Collection entries
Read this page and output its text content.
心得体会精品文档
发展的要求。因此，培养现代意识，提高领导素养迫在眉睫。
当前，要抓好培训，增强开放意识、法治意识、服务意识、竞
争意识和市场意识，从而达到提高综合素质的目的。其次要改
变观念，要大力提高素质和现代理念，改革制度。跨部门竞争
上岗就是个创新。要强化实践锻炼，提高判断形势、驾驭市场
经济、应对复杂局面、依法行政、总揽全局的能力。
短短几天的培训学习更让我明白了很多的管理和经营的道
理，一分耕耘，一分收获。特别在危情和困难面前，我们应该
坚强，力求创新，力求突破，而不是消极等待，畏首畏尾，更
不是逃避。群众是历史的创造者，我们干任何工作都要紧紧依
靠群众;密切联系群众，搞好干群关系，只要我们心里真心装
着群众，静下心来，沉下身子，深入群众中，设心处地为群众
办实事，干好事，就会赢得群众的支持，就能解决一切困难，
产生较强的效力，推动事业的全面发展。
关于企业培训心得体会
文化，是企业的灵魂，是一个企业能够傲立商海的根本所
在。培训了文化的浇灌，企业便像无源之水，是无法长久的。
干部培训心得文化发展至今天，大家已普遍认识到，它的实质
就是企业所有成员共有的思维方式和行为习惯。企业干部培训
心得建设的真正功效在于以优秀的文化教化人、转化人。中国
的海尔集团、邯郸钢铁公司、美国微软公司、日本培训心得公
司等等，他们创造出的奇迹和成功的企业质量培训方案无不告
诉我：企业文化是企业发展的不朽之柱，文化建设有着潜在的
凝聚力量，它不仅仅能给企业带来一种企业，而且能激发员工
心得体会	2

→ What this task involves:
Retype the listing. Match it exactly.

→ Completed exercise:
Read this page and output its text content.
心得体会精品文档
发展的要求。因此，培养现代意识，提高领导素养迫在眉睫。
当前，要抓好培训，增强开放意识、法治意识、服务意识、竞
争意识和市场意识，从而达到提高综合素质的目的。其次要改
变观念，要大力提高素质和现代理念，改革制度。跨部门竞争
上岗就是个创新。要强化实践锻炼，提高判断形势、驾驭市场
经济、应对复杂局面、依法行政、总揽全局的能力。
短短几天的培训学习更让我明白了很多的管理和经营的道
理，一分耕耘，一分收获。特别在危情和困难面前，我们应该
坚强，力求创新，力求突破，而不是消极等待，畏首畏尾，更
不是逃避。群众是历史的创造者，我们干任何工作都要紧紧依
靠群众;密切联系群众，搞好干群关系，只要我们心里真心装
着群众，静下心来，沉下身子，深入群众中，设心处地为群众
办实事，干好事，就会赢得群众的支持，就能解决一切困难，
产生较强的效力，推动事业的全面发展。
关于企业培训心得体会
文化，是企业的灵魂，是一个企业能够傲立商海的根本所
在。培训了文化的浇灌，企业便像无源之水，是无法长久的。
干部培训心得文化发展至今天，大家已普遍认识到，它的实质
就是企业所有成员共有的思维方式和行为习惯。企业干部培训
心得建设的真正功效在于以优秀的文化教化人、转化人。中国
的海尔集团、邯郸钢铁公司、美国微软公司、日本培训心得公
司等等，他们创造出的奇迹和成功的企业质量培训方案无不告
诉我：企业文化是企业发展的不朽之柱，文化建设有着潜在的
凝聚力量，它不仅仅能给企业带来一种企业，而且能激发员工
心得体会	2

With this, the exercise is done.